Set exercise
Scan the data for "study" and copy the lines it appears in.

----- Raw data

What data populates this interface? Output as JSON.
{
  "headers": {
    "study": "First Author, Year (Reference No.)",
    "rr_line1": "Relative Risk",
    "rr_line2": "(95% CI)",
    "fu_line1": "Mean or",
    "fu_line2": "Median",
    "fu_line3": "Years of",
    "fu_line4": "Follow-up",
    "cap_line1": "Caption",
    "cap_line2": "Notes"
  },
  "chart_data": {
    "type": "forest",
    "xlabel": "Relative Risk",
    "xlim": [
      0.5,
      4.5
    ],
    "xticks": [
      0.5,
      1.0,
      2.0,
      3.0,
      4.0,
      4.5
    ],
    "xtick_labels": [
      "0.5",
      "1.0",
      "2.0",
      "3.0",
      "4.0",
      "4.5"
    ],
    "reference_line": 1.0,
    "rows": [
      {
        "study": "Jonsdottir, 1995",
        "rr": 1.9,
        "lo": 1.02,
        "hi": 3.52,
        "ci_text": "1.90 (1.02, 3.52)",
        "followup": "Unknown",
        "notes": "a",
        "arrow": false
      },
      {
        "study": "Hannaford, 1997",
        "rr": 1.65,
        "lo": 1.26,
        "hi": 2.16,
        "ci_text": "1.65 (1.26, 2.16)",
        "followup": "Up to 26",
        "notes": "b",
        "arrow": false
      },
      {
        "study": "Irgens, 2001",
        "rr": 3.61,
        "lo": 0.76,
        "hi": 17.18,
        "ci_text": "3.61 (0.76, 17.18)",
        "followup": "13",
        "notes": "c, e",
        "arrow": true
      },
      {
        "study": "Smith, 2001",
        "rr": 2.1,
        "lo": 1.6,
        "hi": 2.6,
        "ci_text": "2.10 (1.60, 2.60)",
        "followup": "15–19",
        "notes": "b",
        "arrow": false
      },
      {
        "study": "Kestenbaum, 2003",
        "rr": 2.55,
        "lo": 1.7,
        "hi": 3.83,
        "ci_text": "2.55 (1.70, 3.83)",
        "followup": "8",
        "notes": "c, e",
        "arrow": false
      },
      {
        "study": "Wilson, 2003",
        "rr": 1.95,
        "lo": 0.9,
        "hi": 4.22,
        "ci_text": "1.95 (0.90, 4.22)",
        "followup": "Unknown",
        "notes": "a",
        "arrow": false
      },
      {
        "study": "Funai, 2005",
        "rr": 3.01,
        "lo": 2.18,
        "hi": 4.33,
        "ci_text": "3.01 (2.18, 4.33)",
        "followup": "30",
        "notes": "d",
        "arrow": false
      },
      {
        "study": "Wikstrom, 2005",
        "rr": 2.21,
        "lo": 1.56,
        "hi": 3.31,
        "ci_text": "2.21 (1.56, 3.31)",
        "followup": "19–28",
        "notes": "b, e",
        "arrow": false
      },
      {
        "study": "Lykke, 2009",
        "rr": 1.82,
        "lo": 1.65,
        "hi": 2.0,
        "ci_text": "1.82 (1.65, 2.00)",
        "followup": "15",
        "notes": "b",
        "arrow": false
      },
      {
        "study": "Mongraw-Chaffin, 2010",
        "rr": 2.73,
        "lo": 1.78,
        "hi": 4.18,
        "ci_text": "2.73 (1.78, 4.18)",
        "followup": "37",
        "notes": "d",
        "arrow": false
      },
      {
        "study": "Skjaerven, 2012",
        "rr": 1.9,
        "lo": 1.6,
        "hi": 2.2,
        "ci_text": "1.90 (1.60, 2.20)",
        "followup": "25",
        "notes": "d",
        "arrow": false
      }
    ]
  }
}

----------

Finished answer
    "study": "First Author, Year (Reference No.)",
        "study": "Jonsdottir, 1995",
        "study": "Hannaford, 1997",
        "study": "Irgens, 2001",
        "study": "Smith, 2001",
        "study": "Kestenbaum, 2003",
        "study": "Wilson, 2003",
        "study": "Funai, 2005",
        "study": "Wikstrom, 2005",
        "study": "Lykke, 2009",
        "study": "Mongraw-Chaffin, 2010",
        "study": "Skjaerven, 2012",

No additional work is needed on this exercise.